Data extracted from a collection:
============================================================
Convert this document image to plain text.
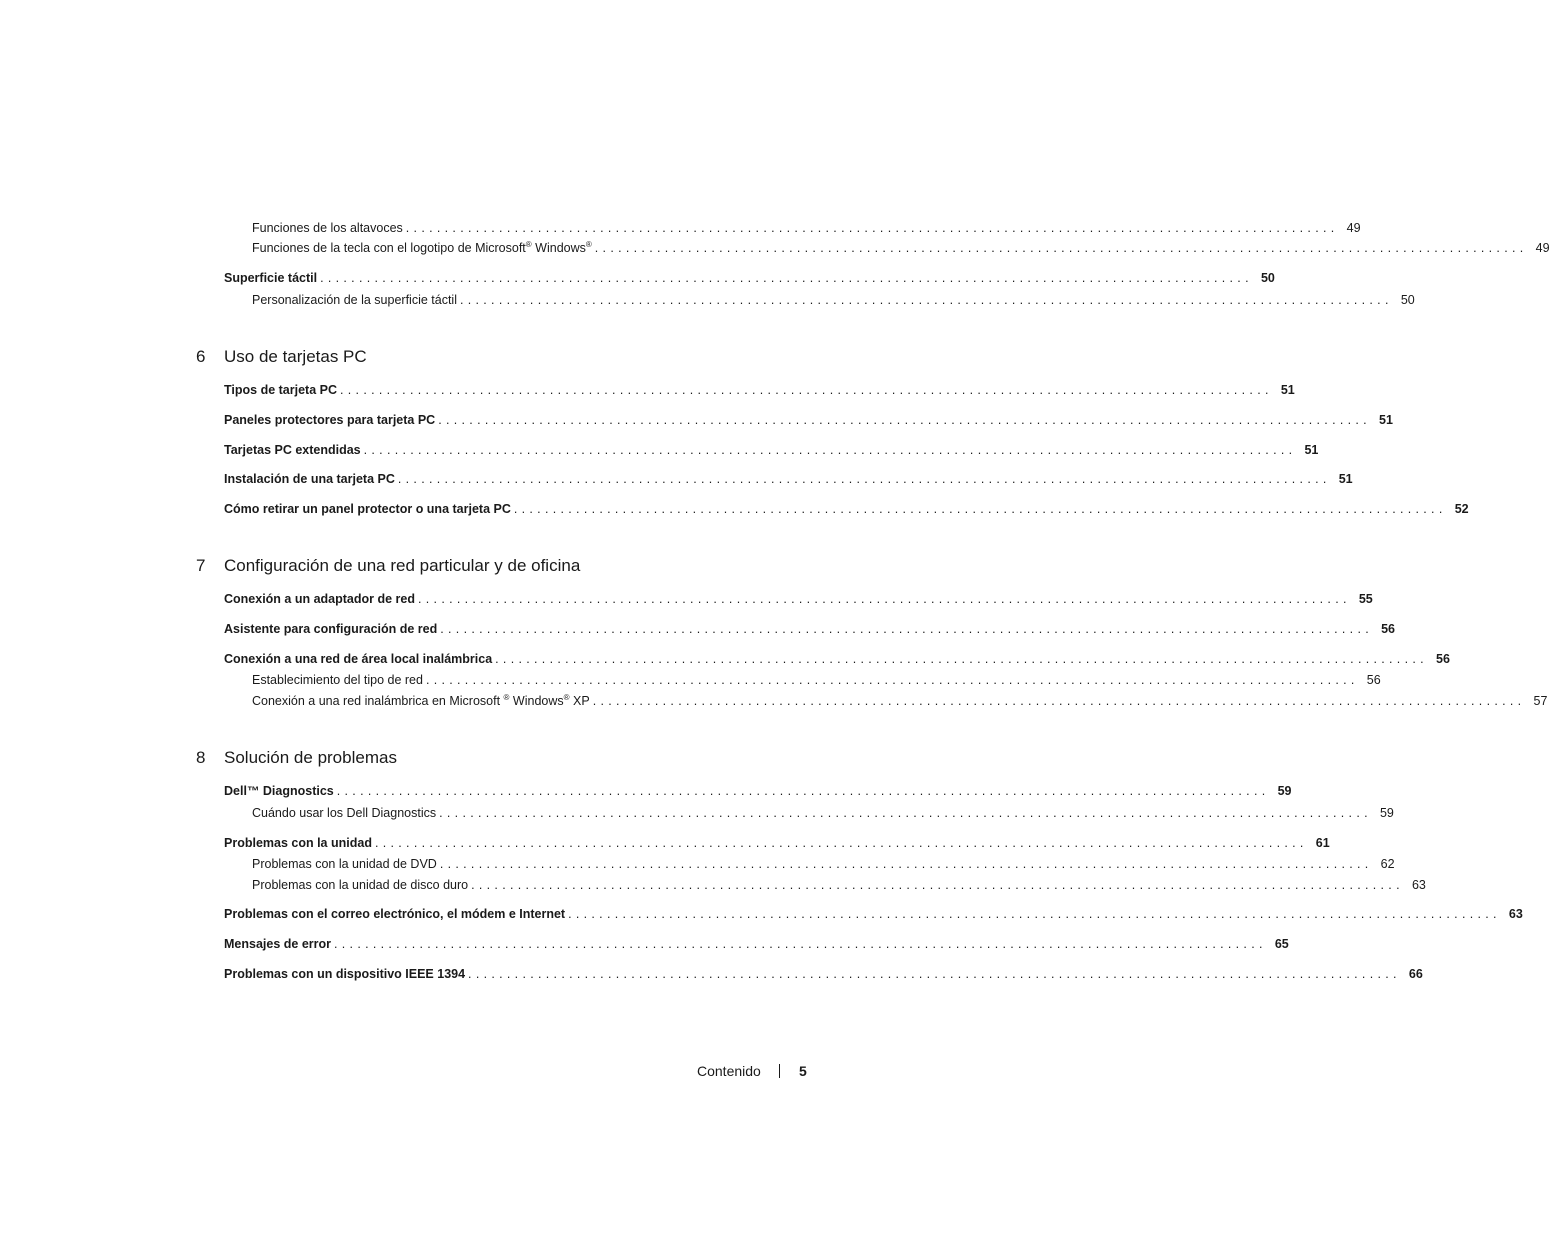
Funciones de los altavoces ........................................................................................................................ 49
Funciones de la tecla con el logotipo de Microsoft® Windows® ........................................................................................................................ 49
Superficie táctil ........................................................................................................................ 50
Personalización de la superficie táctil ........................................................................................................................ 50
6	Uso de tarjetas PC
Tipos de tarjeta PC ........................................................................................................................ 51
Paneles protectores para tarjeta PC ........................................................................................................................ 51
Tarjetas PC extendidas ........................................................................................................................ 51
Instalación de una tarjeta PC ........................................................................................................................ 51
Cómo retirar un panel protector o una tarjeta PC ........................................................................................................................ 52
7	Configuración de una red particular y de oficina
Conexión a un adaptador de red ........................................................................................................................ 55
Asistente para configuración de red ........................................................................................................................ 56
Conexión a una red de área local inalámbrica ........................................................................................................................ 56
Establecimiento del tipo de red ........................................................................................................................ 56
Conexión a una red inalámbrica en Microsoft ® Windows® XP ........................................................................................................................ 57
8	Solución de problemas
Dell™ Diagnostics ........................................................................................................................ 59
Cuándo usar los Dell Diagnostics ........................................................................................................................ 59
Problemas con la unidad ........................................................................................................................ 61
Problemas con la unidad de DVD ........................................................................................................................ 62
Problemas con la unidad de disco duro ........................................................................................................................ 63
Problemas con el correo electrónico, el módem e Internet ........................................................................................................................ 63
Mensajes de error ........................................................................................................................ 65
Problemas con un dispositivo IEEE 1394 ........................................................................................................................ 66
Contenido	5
============================================================
STATED GOAL: Return all of the entries exactly as written, but drop any pictures they hold.

EXPECTED ANSWER:
Convert this document image to plain text.
Funciones de los altavoces ........................................................................................................................ 49
Funciones de la tecla con el logotipo de Microsoft® Windows® ........................................................................................................................ 49
Superficie táctil ........................................................................................................................ 50
Personalización de la superficie táctil ........................................................................................................................ 50
6	Uso de tarjetas PC
Tipos de tarjeta PC ........................................................................................................................ 51
Paneles protectores para tarjeta PC ........................................................................................................................ 51
Tarjetas PC extendidas ........................................................................................................................ 51
Instalación de una tarjeta PC ........................................................................................................................ 51
Cómo retirar un panel protector o una tarjeta PC ........................................................................................................................ 52
7	Configuración de una red particular y de oficina
Conexión a un adaptador de red ........................................................................................................................ 55
Asistente para configuración de red ........................................................................................................................ 56
Conexión a una red de área local inalámbrica ........................................................................................................................ 56
Establecimiento del tipo de red ........................................................................................................................ 56
Conexión a una red inalámbrica en Microsoft ® Windows® XP ........................................................................................................................ 57
8	Solución de problemas
Dell™ Diagnostics ........................................................................................................................ 59
Cuándo usar los Dell Diagnostics ........................................................................................................................ 59
Problemas con la unidad ........................................................................................................................ 61
Problemas con la unidad de DVD ........................................................................................................................ 62
Problemas con la unidad de disco duro ........................................................................................................................ 63
Problemas con el correo electrónico, el módem e Internet ........................................................................................................................ 63
Mensajes de error ........................................................................................................................ 65
Problemas con un dispositivo IEEE 1394 ........................................................................................................................ 66
Contenido	5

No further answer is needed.